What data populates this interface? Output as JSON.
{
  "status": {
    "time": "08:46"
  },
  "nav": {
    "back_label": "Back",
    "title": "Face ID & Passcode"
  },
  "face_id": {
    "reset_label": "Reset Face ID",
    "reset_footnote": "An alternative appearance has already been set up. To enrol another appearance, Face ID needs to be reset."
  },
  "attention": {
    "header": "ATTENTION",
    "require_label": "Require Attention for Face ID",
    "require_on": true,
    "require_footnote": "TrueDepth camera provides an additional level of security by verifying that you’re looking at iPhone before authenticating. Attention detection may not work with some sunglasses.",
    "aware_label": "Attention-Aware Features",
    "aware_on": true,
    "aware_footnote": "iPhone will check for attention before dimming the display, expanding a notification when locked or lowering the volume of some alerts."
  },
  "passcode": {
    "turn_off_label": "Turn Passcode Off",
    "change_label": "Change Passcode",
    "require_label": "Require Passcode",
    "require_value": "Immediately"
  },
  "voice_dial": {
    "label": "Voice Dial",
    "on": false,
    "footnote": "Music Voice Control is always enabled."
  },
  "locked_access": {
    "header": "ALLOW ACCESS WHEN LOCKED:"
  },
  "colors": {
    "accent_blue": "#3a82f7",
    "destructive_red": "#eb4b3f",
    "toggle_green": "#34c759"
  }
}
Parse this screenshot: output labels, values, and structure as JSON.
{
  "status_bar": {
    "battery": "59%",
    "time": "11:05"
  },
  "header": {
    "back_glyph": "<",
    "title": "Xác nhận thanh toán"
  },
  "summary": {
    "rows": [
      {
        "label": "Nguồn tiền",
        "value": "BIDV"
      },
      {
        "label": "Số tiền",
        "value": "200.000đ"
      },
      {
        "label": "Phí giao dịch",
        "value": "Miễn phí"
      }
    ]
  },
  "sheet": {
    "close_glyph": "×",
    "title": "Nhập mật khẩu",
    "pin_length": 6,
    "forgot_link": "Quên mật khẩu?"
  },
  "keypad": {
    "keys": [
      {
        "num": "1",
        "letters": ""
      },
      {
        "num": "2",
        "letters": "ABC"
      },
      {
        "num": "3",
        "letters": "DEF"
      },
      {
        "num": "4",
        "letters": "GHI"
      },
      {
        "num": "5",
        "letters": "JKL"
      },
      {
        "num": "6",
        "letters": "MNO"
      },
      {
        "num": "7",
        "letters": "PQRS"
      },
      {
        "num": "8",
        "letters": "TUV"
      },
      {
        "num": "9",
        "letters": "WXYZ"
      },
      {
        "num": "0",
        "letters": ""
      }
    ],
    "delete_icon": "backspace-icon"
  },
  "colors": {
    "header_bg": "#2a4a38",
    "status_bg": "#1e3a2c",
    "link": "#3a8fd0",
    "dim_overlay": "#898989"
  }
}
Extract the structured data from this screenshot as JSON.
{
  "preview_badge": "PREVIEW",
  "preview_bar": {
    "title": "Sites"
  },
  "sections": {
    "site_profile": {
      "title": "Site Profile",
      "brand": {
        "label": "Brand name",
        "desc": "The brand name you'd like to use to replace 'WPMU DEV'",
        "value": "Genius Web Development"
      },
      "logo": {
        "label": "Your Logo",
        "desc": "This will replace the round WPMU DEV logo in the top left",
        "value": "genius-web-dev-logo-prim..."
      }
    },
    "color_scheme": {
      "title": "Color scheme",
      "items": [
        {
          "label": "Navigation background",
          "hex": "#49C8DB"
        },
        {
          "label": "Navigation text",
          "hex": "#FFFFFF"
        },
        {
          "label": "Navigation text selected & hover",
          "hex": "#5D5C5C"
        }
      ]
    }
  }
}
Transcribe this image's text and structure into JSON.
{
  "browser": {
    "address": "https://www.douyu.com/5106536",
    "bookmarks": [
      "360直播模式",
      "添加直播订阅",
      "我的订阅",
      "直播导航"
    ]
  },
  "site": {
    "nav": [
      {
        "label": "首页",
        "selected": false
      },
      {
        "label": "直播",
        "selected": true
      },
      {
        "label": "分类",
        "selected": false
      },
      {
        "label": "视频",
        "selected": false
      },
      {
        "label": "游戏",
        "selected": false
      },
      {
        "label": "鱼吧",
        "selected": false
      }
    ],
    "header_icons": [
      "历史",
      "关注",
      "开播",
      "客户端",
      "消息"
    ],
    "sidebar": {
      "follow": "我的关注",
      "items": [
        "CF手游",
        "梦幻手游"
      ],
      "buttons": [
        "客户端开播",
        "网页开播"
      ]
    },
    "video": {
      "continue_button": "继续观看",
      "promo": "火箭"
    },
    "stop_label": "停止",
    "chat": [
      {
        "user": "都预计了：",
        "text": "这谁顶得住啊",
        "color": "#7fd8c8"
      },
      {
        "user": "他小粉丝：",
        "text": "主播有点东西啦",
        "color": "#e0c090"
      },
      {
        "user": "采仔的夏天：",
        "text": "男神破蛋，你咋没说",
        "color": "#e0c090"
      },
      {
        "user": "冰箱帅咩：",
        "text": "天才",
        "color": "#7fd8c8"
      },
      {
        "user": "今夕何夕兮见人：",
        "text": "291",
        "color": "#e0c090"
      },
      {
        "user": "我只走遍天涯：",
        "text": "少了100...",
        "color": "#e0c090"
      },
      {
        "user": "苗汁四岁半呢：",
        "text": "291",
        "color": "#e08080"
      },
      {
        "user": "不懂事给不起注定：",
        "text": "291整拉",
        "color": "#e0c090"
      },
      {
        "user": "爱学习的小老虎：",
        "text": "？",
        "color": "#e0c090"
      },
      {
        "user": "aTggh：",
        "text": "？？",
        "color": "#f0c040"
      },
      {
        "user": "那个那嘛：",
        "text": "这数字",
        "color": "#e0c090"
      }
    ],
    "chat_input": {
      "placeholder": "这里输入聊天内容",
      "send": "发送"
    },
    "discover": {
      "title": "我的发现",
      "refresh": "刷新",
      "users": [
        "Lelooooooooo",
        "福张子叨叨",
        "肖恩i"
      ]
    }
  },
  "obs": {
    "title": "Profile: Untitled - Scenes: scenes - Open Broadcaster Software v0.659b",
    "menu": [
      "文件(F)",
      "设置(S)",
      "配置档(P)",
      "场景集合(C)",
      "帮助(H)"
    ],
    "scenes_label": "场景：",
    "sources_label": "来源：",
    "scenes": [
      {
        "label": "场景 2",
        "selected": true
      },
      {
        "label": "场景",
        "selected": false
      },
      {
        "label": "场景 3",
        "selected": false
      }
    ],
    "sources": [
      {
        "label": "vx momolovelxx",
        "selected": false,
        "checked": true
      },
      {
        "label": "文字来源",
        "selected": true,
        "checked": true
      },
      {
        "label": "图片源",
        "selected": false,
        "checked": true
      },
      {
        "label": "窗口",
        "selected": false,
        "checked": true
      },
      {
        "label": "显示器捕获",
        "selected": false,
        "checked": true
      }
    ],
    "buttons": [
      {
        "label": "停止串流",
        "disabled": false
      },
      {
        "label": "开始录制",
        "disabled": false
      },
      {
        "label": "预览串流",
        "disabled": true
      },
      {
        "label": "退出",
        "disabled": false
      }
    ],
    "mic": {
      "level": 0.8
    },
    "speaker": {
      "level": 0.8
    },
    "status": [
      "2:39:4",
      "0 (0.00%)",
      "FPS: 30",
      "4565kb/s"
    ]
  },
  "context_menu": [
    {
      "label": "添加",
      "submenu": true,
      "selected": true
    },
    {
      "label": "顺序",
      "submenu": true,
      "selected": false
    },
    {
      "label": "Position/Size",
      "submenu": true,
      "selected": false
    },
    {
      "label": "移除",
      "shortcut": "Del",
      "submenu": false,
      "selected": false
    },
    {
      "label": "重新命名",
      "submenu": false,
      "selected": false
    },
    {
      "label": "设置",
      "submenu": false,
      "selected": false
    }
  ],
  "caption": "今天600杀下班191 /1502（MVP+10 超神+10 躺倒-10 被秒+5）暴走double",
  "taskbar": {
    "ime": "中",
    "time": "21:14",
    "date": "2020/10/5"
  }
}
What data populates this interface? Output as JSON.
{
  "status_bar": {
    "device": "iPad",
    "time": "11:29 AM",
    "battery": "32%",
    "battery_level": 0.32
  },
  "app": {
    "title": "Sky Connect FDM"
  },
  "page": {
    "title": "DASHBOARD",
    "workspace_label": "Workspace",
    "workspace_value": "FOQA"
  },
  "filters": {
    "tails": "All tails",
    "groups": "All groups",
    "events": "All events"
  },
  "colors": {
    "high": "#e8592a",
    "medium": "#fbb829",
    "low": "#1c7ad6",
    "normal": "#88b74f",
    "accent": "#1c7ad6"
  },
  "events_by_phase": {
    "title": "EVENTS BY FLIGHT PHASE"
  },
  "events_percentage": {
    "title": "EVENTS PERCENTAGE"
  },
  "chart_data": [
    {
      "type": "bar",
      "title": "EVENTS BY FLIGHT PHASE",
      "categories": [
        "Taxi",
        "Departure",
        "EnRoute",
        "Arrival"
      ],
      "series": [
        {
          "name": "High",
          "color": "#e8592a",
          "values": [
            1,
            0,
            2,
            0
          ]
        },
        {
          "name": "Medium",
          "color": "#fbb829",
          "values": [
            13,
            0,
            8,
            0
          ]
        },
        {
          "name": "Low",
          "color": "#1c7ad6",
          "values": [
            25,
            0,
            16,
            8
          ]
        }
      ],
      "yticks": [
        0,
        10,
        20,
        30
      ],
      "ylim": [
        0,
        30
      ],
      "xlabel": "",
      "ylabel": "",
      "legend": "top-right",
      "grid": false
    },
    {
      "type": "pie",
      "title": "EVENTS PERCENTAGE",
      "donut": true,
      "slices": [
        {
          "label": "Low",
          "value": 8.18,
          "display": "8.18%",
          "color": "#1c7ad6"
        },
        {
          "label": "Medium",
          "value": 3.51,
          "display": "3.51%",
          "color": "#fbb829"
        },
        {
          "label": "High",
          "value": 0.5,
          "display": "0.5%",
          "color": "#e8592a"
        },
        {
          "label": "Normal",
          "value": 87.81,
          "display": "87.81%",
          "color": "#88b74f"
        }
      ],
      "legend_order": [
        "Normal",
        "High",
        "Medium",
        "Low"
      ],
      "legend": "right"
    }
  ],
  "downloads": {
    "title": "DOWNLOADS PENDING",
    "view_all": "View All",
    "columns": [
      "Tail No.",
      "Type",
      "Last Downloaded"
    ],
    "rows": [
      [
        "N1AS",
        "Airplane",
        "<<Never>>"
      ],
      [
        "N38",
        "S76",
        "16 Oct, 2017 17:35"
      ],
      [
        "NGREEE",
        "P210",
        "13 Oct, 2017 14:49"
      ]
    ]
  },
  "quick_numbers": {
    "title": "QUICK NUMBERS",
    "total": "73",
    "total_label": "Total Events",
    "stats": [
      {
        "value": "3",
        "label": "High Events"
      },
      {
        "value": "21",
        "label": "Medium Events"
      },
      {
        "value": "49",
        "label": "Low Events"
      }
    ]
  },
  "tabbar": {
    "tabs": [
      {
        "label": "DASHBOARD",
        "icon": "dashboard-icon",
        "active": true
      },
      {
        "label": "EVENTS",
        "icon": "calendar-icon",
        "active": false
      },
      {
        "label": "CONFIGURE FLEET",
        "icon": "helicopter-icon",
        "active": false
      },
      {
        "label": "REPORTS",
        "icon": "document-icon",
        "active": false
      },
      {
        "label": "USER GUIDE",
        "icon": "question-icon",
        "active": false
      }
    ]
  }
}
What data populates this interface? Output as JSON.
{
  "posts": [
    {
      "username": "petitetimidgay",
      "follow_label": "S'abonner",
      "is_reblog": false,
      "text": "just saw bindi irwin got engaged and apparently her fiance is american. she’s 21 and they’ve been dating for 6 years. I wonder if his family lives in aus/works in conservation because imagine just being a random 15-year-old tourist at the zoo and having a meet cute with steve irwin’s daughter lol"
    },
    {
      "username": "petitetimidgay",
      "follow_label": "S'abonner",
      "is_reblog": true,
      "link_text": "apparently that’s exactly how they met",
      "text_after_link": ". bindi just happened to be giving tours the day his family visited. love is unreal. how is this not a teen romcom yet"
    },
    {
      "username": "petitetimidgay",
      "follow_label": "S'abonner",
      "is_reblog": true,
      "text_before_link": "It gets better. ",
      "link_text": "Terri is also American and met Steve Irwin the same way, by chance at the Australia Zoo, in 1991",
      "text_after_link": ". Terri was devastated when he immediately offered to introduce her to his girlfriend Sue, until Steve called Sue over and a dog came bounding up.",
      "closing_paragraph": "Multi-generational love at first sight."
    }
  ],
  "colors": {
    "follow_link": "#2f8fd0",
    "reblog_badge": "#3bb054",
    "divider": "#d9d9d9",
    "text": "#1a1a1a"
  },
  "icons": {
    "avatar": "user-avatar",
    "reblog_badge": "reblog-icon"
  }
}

* * * * * * * * *

-- Given instruction --
Look through the material and copy each line that has "FLIGHT".

-- Expected answer --
    "title": "EVENTS BY FLIGHT PHASE"
      "title": "EVENTS BY FLIGHT PHASE",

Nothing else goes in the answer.